To be done:
Report how many lines hold the word "通常貯金"; give nothing but the number.

(Figure collection entries)
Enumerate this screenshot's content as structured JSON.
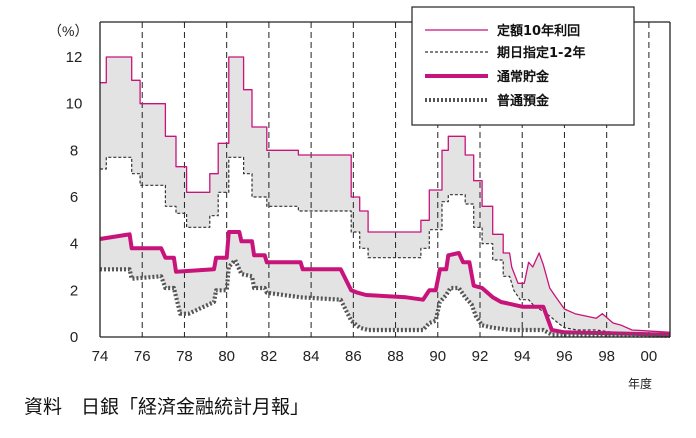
{
  "chart_data": {
    "type": "line",
    "y_unit": "（%）",
    "x_unit": "年度",
    "xlim": [
      1974,
      2001
    ],
    "ylim": [
      0,
      13.5
    ],
    "x_ticks": [
      {
        "value": 1974,
        "label": "74"
      },
      {
        "value": 1976,
        "label": "76"
      },
      {
        "value": 1978,
        "label": "78"
      },
      {
        "value": 1980,
        "label": "80"
      },
      {
        "value": 1982,
        "label": "82"
      },
      {
        "value": 1984,
        "label": "84"
      },
      {
        "value": 1986,
        "label": "86"
      },
      {
        "value": 1988,
        "label": "88"
      },
      {
        "value": 1990,
        "label": "90"
      },
      {
        "value": 1992,
        "label": "92"
      },
      {
        "value": 1994,
        "label": "94"
      },
      {
        "value": 1996,
        "label": "96"
      },
      {
        "value": 1998,
        "label": "98"
      },
      {
        "value": 2000,
        "label": "00"
      }
    ],
    "y_ticks": [
      {
        "value": 0,
        "label": "0"
      },
      {
        "value": 2,
        "label": "2"
      },
      {
        "value": 4,
        "label": "4"
      },
      {
        "value": 6,
        "label": "6"
      },
      {
        "value": 8,
        "label": "8"
      },
      {
        "value": 10,
        "label": "10"
      },
      {
        "value": 12,
        "label": "12"
      }
    ],
    "vertical_gridlines": "dashed at each 2-year tick",
    "legend_position": "top-right",
    "shading": "gray band between 定額10年利回 and 期日指定1-2年, and between 通常貯金 and 普通預金",
    "series": [
      {
        "name": "定額10年利回",
        "style": "thin-solid",
        "color": "#c8137b",
        "points": [
          [
            1974,
            10.9
          ],
          [
            1974.3,
            10.9
          ],
          [
            1974.3,
            12.0
          ],
          [
            1975.5,
            12.0
          ],
          [
            1975.5,
            11.0
          ],
          [
            1975.9,
            11.0
          ],
          [
            1975.9,
            10.0
          ],
          [
            1977.1,
            10.0
          ],
          [
            1977.1,
            8.6
          ],
          [
            1977.6,
            8.6
          ],
          [
            1977.6,
            7.3
          ],
          [
            1978.1,
            7.3
          ],
          [
            1978.1,
            6.2
          ],
          [
            1979.2,
            6.2
          ],
          [
            1979.2,
            7.0
          ],
          [
            1979.6,
            7.0
          ],
          [
            1979.6,
            8.3
          ],
          [
            1980.1,
            8.3
          ],
          [
            1980.1,
            12.0
          ],
          [
            1980.8,
            12.0
          ],
          [
            1980.8,
            10.6
          ],
          [
            1981.2,
            10.6
          ],
          [
            1981.2,
            9.0
          ],
          [
            1981.9,
            9.0
          ],
          [
            1981.9,
            8.0
          ],
          [
            1983.4,
            8.0
          ],
          [
            1983.4,
            7.8
          ],
          [
            1985.9,
            7.8
          ],
          [
            1985.9,
            6.0
          ],
          [
            1986.3,
            6.0
          ],
          [
            1986.3,
            5.4
          ],
          [
            1986.7,
            5.4
          ],
          [
            1986.7,
            4.5
          ],
          [
            1989.2,
            4.5
          ],
          [
            1989.2,
            5.0
          ],
          [
            1989.6,
            5.0
          ],
          [
            1989.6,
            6.3
          ],
          [
            1990.2,
            6.3
          ],
          [
            1990.2,
            8.0
          ],
          [
            1990.5,
            8.0
          ],
          [
            1990.5,
            8.6
          ],
          [
            1991.3,
            8.6
          ],
          [
            1991.3,
            7.8
          ],
          [
            1991.7,
            7.8
          ],
          [
            1991.7,
            6.7
          ],
          [
            1992.1,
            6.7
          ],
          [
            1992.1,
            5.6
          ],
          [
            1992.6,
            5.6
          ],
          [
            1992.6,
            4.4
          ],
          [
            1993.1,
            4.4
          ],
          [
            1993.1,
            3.6
          ],
          [
            1993.4,
            3.6
          ],
          [
            1993.5,
            3.0
          ],
          [
            1993.8,
            2.3
          ],
          [
            1994.1,
            2.3
          ],
          [
            1994.3,
            3.2
          ],
          [
            1994.5,
            3.0
          ],
          [
            1994.8,
            3.6
          ],
          [
            1995.0,
            3.1
          ],
          [
            1995.3,
            2.1
          ],
          [
            1995.6,
            1.7
          ],
          [
            1996.0,
            1.2
          ],
          [
            1996.5,
            1.0
          ],
          [
            1997.0,
            0.9
          ],
          [
            1997.5,
            0.8
          ],
          [
            1997.8,
            1.0
          ],
          [
            1998.3,
            0.6
          ],
          [
            1998.7,
            0.5
          ],
          [
            1999.2,
            0.3
          ],
          [
            2001,
            0.2
          ]
        ]
      },
      {
        "name": "期日指定1-2年",
        "style": "thin-dashed",
        "color": "#333333",
        "points": [
          [
            1974,
            7.2
          ],
          [
            1974.3,
            7.2
          ],
          [
            1974.3,
            7.7
          ],
          [
            1975.5,
            7.7
          ],
          [
            1975.5,
            7.0
          ],
          [
            1975.9,
            7.0
          ],
          [
            1975.9,
            6.5
          ],
          [
            1977.1,
            6.5
          ],
          [
            1977.1,
            5.6
          ],
          [
            1977.6,
            5.6
          ],
          [
            1977.6,
            5.3
          ],
          [
            1978.1,
            5.3
          ],
          [
            1978.1,
            4.7
          ],
          [
            1979.2,
            4.7
          ],
          [
            1979.2,
            5.2
          ],
          [
            1979.6,
            5.2
          ],
          [
            1979.6,
            6.2
          ],
          [
            1980.1,
            6.2
          ],
          [
            1980.1,
            7.7
          ],
          [
            1980.8,
            7.7
          ],
          [
            1980.8,
            7.0
          ],
          [
            1981.2,
            7.0
          ],
          [
            1981.2,
            6.0
          ],
          [
            1981.9,
            6.0
          ],
          [
            1981.9,
            5.6
          ],
          [
            1983.4,
            5.6
          ],
          [
            1983.4,
            5.4
          ],
          [
            1985.9,
            5.4
          ],
          [
            1985.9,
            4.5
          ],
          [
            1986.3,
            4.5
          ],
          [
            1986.3,
            3.8
          ],
          [
            1986.7,
            3.8
          ],
          [
            1986.7,
            3.4
          ],
          [
            1989.2,
            3.4
          ],
          [
            1989.2,
            3.8
          ],
          [
            1989.6,
            3.8
          ],
          [
            1989.6,
            4.6
          ],
          [
            1990.2,
            4.6
          ],
          [
            1990.2,
            5.8
          ],
          [
            1990.5,
            5.8
          ],
          [
            1990.5,
            6.1
          ],
          [
            1991.3,
            6.1
          ],
          [
            1991.3,
            5.7
          ],
          [
            1991.7,
            5.7
          ],
          [
            1991.7,
            4.7
          ],
          [
            1992.1,
            4.7
          ],
          [
            1992.1,
            4.0
          ],
          [
            1992.6,
            4.0
          ],
          [
            1992.6,
            3.3
          ],
          [
            1993.1,
            3.3
          ],
          [
            1993.1,
            2.6
          ],
          [
            1993.4,
            2.6
          ],
          [
            1993.6,
            2.0
          ],
          [
            1993.9,
            1.6
          ],
          [
            1994.3,
            1.6
          ],
          [
            1994.6,
            1.3
          ],
          [
            1995.0,
            1.1
          ],
          [
            1995.3,
            0.9
          ],
          [
            1995.7,
            0.6
          ],
          [
            1996.0,
            0.4
          ],
          [
            1996.6,
            0.3
          ],
          [
            1997.5,
            0.3
          ],
          [
            1998.3,
            0.2
          ],
          [
            2001,
            0.15
          ]
        ]
      },
      {
        "name": "通常貯金",
        "style": "thick-solid",
        "color": "#c8137b",
        "points": [
          [
            1974,
            4.2
          ],
          [
            1975.4,
            4.4
          ],
          [
            1975.5,
            3.8
          ],
          [
            1976.9,
            3.8
          ],
          [
            1977.1,
            3.4
          ],
          [
            1977.5,
            3.4
          ],
          [
            1977.6,
            2.8
          ],
          [
            1979.4,
            2.9
          ],
          [
            1979.5,
            3.4
          ],
          [
            1980.0,
            3.4
          ],
          [
            1980.1,
            4.5
          ],
          [
            1980.6,
            4.5
          ],
          [
            1980.7,
            4.1
          ],
          [
            1981.2,
            4.1
          ],
          [
            1981.3,
            3.5
          ],
          [
            1981.8,
            3.5
          ],
          [
            1981.9,
            3.2
          ],
          [
            1983.5,
            3.2
          ],
          [
            1983.6,
            2.9
          ],
          [
            1985.4,
            2.9
          ],
          [
            1985.9,
            2.0
          ],
          [
            1986.2,
            1.9
          ],
          [
            1986.6,
            1.8
          ],
          [
            1988.5,
            1.7
          ],
          [
            1989.3,
            1.6
          ],
          [
            1989.6,
            2.0
          ],
          [
            1989.9,
            2.0
          ],
          [
            1990.1,
            2.9
          ],
          [
            1990.4,
            2.9
          ],
          [
            1990.5,
            3.5
          ],
          [
            1991.0,
            3.6
          ],
          [
            1991.2,
            3.2
          ],
          [
            1991.5,
            3.2
          ],
          [
            1991.7,
            2.2
          ],
          [
            1992.1,
            2.1
          ],
          [
            1992.6,
            1.7
          ],
          [
            1993.0,
            1.5
          ],
          [
            1993.5,
            1.4
          ],
          [
            1994.0,
            1.3
          ],
          [
            1995.0,
            1.3
          ],
          [
            1995.4,
            0.3
          ],
          [
            1996.0,
            0.2
          ],
          [
            2001,
            0.1
          ]
        ]
      },
      {
        "name": "普通預金",
        "style": "thick-dotted",
        "color": "#555555",
        "points": [
          [
            1974,
            2.9
          ],
          [
            1975.4,
            2.9
          ],
          [
            1975.5,
            2.5
          ],
          [
            1976.9,
            2.6
          ],
          [
            1977.1,
            2.1
          ],
          [
            1977.5,
            2.1
          ],
          [
            1977.8,
            1.0
          ],
          [
            1978.2,
            1.0
          ],
          [
            1979.4,
            1.5
          ],
          [
            1979.5,
            2.0
          ],
          [
            1980.0,
            2.0
          ],
          [
            1980.1,
            3.0
          ],
          [
            1980.4,
            3.3
          ],
          [
            1980.7,
            2.7
          ],
          [
            1981.2,
            2.6
          ],
          [
            1981.3,
            2.1
          ],
          [
            1981.8,
            2.1
          ],
          [
            1981.9,
            1.9
          ],
          [
            1983.5,
            1.7
          ],
          [
            1985.4,
            1.6
          ],
          [
            1985.9,
            0.7
          ],
          [
            1986.3,
            0.4
          ],
          [
            1986.7,
            0.3
          ],
          [
            1989.3,
            0.3
          ],
          [
            1989.6,
            0.6
          ],
          [
            1989.9,
            0.7
          ],
          [
            1990.1,
            1.5
          ],
          [
            1990.4,
            1.8
          ],
          [
            1990.6,
            2.1
          ],
          [
            1991.0,
            2.1
          ],
          [
            1991.3,
            1.7
          ],
          [
            1991.6,
            1.4
          ],
          [
            1991.8,
            0.9
          ],
          [
            1992.1,
            0.5
          ],
          [
            1992.6,
            0.4
          ],
          [
            1993.5,
            0.3
          ],
          [
            1995.0,
            0.3
          ],
          [
            1995.4,
            0.1
          ],
          [
            2001,
            0.05
          ]
        ]
      }
    ]
  },
  "source_note": "資料　日銀「経済金融統計月報」"
}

Answer for this exercise:
2